Request - Can you write out all of the material below, word for word?
** Start of Records provided **
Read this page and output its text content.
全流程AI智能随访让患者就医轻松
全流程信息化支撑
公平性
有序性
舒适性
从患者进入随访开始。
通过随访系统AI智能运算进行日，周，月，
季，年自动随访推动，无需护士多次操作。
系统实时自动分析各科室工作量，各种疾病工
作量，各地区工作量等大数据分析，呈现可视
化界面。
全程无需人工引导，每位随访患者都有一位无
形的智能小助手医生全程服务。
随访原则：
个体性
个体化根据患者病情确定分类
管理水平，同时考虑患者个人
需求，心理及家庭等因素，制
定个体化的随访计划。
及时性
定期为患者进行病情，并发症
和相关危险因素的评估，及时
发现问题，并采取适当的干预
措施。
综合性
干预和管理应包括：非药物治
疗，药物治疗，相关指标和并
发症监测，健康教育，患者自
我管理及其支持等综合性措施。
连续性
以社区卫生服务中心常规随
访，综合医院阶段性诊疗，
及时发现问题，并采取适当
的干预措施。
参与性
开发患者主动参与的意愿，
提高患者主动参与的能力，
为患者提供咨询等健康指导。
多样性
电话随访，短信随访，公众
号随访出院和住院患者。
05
** End of Records provided **
Result of this exercise -
Read this page and output its text content.
全流程AI智能随访让患者就医轻松
全流程信息化支撑
公平性
有序性
舒适性
从患者进入随访开始。
通过随访系统AI智能运算进行日，周，月，
季，年自动随访推动，无需护士多次操作。
系统实时自动分析各科室工作量，各种疾病工
作量，各地区工作量等大数据分析，呈现可视
化界面。
全程无需人工引导，每位随访患者都有一位无
形的智能小助手医生全程服务。
随访原则：
个体性
个体化根据患者病情确定分类
管理水平，同时考虑患者个人
需求，心理及家庭等因素，制
定个体化的随访计划。
及时性
定期为患者进行病情，并发症
和相关危险因素的评估，及时
发现问题，并采取适当的干预
措施。
综合性
干预和管理应包括：非药物治
疗，药物治疗，相关指标和并
发症监测，健康教育，患者自
我管理及其支持等综合性措施。
连续性
以社区卫生服务中心常规随
访，综合医院阶段性诊疗，
及时发现问题，并采取适当
的干预措施。
参与性
开发患者主动参与的意愿，
提高患者主动参与的能力，
为患者提供咨询等健康指导。
多样性
电话随访，短信随访，公众
号随访出院和住院患者。
05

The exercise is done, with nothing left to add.